### Stated exercise a
Copy out the rows word for word, from the first row through the line containing "- sub-question-3-num: （3）: [621, 180, 656, 195]", inclusive.

If you add idtac H; (basically a printf) at the start of each pattern branch, you can see that in your example the first branch is entered, but is then exited. This points to one of the tactics in that branch failing. You can pinpoint the problem further by testing with parts of the branch commented out. In particular, commenting out the call to specialize makes the tactic succeed, so you know there's something wrong with that part.

Hope that helps.

‐‐‐‐‐‐‐ Original Message ‐‐‐‐‐‐‐

On Tuesday, April 14, 2020 12:32 PM, Agnishom Chattopadhyay <agnishom AT cmi.ac.in> wrote:

I have a lot of theorems in which I implicitly destruct pairs by using a forall construct. Here is an example:

Definition f : nat -> nat * nat := fun x => (x, x).

Lemma silly : forall x y, f 1 = (x, y) -> x = y.
Proof. Admitted.

Now, I'd like to use lemmas like silly as hypothesis in other proofs. But the point is that there is an obvious value for x and y which can be used since f is a function.

I tried writing a tactic that automatically destructs the term (f 1) and finds x and y so that the part after the -> can be used.

Ltac introsP H a b :=
  match goal with
  | [ H : (forall x y, ?f ?t = (x, y) -> ?X) |- _ ] =>
    destruct (f t) as [a b] eqn:XX; specialize (H x y XX)
  | [ H : (forall x y, (x, y) = ?f ?t -> ?X) |- _ ] =>
    destruct (f t) as [a b] eqn:XX; specialize (H x y XX)
  end.

However, I can't get this to work:

Goal 2 = 2.
  pose proof silly.
  introsP H a b.

How do I get this tactic to work?

--Agnishom

### Input records
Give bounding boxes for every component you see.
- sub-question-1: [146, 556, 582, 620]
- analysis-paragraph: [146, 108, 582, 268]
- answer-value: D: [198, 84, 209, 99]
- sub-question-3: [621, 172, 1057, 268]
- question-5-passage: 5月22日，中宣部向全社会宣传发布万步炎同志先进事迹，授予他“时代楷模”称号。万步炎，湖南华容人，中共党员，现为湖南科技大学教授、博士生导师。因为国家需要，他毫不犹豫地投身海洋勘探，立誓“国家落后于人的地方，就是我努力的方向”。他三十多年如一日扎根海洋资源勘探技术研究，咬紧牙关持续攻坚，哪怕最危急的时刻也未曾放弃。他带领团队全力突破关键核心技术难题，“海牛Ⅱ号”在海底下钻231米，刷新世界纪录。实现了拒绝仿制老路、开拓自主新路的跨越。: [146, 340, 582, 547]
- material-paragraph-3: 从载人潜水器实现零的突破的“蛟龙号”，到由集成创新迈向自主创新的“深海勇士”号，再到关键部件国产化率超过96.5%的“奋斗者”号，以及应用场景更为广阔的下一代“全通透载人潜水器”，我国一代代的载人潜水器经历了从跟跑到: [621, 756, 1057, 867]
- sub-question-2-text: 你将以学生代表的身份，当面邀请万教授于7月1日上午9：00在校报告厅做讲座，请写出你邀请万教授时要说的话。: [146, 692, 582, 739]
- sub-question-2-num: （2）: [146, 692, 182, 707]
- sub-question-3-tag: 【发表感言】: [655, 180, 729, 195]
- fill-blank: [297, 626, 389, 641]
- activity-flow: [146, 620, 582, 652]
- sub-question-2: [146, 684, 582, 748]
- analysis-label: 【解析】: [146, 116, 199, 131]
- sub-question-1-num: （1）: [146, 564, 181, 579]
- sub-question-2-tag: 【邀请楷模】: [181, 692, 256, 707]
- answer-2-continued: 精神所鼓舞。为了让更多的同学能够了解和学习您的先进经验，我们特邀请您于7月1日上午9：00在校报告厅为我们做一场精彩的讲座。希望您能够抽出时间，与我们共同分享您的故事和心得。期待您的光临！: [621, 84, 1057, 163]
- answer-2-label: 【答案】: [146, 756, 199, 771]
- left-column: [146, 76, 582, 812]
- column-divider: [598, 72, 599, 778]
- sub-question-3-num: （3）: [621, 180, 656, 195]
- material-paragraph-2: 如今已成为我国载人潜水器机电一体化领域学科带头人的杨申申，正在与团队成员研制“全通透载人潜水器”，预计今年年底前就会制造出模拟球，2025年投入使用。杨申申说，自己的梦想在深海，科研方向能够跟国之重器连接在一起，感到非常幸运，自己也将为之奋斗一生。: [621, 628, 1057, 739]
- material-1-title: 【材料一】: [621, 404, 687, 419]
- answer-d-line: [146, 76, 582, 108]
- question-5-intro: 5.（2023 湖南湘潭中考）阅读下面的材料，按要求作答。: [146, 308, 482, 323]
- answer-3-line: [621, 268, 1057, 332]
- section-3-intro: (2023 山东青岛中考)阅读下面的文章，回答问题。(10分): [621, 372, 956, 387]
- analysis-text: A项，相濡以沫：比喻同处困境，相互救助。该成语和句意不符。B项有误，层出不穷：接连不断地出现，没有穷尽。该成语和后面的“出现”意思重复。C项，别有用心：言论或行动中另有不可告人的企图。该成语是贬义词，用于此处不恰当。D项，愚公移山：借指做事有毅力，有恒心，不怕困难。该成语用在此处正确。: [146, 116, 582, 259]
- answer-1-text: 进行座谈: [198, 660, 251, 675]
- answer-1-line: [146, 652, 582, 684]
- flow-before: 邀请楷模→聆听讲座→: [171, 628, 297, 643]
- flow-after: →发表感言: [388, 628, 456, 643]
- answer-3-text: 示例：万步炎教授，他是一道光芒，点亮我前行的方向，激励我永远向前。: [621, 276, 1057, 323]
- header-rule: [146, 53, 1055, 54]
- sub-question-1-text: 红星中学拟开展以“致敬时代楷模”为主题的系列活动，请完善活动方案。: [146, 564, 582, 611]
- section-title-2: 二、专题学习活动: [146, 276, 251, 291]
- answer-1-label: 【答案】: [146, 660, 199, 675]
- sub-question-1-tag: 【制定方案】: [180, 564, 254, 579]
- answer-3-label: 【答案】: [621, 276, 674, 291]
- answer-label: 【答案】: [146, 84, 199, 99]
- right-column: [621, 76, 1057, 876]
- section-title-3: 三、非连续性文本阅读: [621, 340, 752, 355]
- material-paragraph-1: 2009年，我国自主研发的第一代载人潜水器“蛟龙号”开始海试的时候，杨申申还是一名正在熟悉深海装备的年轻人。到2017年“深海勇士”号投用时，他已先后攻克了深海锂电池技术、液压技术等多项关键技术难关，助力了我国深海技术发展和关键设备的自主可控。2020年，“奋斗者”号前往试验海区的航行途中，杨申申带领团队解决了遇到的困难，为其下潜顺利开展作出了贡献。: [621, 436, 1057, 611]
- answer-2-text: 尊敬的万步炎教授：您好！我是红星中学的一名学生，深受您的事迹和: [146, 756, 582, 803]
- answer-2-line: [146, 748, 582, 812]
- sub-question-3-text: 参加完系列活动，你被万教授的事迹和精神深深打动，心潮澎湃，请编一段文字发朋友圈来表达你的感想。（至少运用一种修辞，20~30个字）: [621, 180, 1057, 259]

### Stated exercise b
In the forum thread, what happens to the tactic when the call to specialize is commented out?

### Exercise result a
Give bounding boxes for every component you see.
- sub-question-1: [146, 556, 582, 620]
- analysis-paragraph: [146, 108, 582, 268]
- answer-value: D: [198, 84, 209, 99]
- sub-question-3: [621, 172, 1057, 268]
- question-5-passage: 5月22日，中宣部向全社会宣传发布万步炎同志先进事迹，授予他“时代楷模”称号。万步炎，湖南华容人，中共党员，现为湖南科技大学教授、博士生导师。因为国家需要，他毫不犹豫地投身海洋勘探，立誓“国家落后于人的地方，就是我努力的方向”。他三十多年如一日扎根海洋资源勘探技术研究，咬紧牙关持续攻坚，哪怕最危急的时刻也未曾放弃。他带领团队全力突破关键核心技术难题，“海牛Ⅱ号”在海底下钻231米，刷新世界纪录。实现了拒绝仿制老路、开拓自主新路的跨越。: [146, 340, 582, 547]
- material-paragraph-3: 从载人潜水器实现零的突破的“蛟龙号”，到由集成创新迈向自主创新的“深海勇士”号，再到关键部件国产化率超过96.5%的“奋斗者”号，以及应用场景更为广阔的下一代“全通透载人潜水器”，我国一代代的载人潜水器经历了从跟跑到: [621, 756, 1057, 867]
- sub-question-2-text: 你将以学生代表的身份，当面邀请万教授于7月1日上午9：00在校报告厅做讲座，请写出你邀请万教授时要说的话。: [146, 692, 582, 739]
- sub-question-2-num: （2）: [146, 692, 182, 707]
- sub-question-3-tag: 【发表感言】: [655, 180, 729, 195]
- fill-blank: [297, 626, 389, 641]
- activity-flow: [146, 620, 582, 652]
- sub-question-2: [146, 684, 582, 748]
- analysis-label: 【解析】: [146, 116, 199, 131]
- sub-question-1-num: （1）: [146, 564, 181, 579]
- sub-question-2-tag: 【邀请楷模】: [181, 692, 256, 707]
- answer-2-continued: 精神所鼓舞。为了让更多的同学能够了解和学习您的先进经验，我们特邀请您于7月1日上午9：00在校报告厅为我们做一场精彩的讲座。希望您能够抽出时间，与我们共同分享您的故事和心得。期待您的光临！: [621, 84, 1057, 163]
- answer-2-label: 【答案】: [146, 756, 199, 771]
- left-column: [146, 76, 582, 812]
- column-divider: [598, 72, 599, 778]
- sub-question-3-num: （3）: [621, 180, 656, 195]

### Exercise result b
The tactic succeeds.